To be done |
Copy the data word for word, keeping every line.

(Stored items)
------

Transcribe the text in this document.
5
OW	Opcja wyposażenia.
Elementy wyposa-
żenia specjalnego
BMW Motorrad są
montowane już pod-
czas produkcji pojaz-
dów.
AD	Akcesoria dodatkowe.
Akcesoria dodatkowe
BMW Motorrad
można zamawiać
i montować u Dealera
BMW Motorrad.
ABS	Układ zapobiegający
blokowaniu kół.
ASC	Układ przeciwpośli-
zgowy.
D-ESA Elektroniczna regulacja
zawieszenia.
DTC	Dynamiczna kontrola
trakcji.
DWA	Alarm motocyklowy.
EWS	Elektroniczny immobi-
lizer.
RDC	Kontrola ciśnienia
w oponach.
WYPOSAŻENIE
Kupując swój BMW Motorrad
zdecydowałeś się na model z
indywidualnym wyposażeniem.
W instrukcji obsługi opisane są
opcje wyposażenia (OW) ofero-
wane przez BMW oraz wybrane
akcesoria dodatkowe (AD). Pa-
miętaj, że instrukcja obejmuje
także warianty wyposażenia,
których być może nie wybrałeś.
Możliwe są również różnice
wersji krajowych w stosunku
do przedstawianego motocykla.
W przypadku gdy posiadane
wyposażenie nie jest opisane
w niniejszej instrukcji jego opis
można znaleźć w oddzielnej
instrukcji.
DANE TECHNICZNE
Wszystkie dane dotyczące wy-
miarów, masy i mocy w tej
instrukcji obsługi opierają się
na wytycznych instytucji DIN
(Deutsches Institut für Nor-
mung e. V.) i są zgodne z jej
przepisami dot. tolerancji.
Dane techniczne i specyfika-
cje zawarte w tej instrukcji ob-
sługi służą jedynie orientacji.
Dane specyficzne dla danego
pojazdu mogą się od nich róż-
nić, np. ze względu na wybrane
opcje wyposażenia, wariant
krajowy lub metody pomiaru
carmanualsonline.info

------

Solution |
Transcribe the text in this document.
5
OW	Opcja wyposażenia.
Elementy wyposa-
żenia specjalnego
BMW Motorrad są
montowane już pod-
czas produkcji pojaz-
dów.
AD	Akcesoria dodatkowe.
Akcesoria dodatkowe
BMW Motorrad
można zamawiać
i montować u Dealera
BMW Motorrad.
ABS	Układ zapobiegający
blokowaniu kół.
ASC	Układ przeciwpośli-
zgowy.
D-ESA Elektroniczna regulacja
zawieszenia.
DTC	Dynamiczna kontrola
trakcji.
DWA	Alarm motocyklowy.
EWS	Elektroniczny immobi-
lizer.
RDC	Kontrola ciśnienia
w oponach.
WYPOSAŻENIE
Kupując swój BMW Motorrad
zdecydowałeś się na model z
indywidualnym wyposażeniem.
W instrukcji obsługi opisane są
opcje wyposażenia (OW) ofero-
wane przez BMW oraz wybrane
akcesoria dodatkowe (AD). Pa-
miętaj, że instrukcja obejmuje
także warianty wyposażenia,
których być może nie wybrałeś.
Możliwe są również różnice
wersji krajowych w stosunku
do przedstawianego motocykla.
W przypadku gdy posiadane
wyposażenie nie jest opisane
w niniejszej instrukcji jego opis
można znaleźć w oddzielnej
instrukcji.
DANE TECHNICZNE
Wszystkie dane dotyczące wy-
miarów, masy i mocy w tej
instrukcji obsługi opierają się
na wytycznych instytucji DIN
(Deutsches Institut für Nor-
mung e. V.) i są zgodne z jej
przepisami dot. tolerancji.
Dane techniczne i specyfika-
cje zawarte w tej instrukcji ob-
sługi służą jedynie orientacji.
Dane specyficzne dla danego
pojazdu mogą się od nich róż-
nić, np. ze względu na wybrane
opcje wyposażenia, wariant
krajowy lub metody pomiaru
carmanualsonline.info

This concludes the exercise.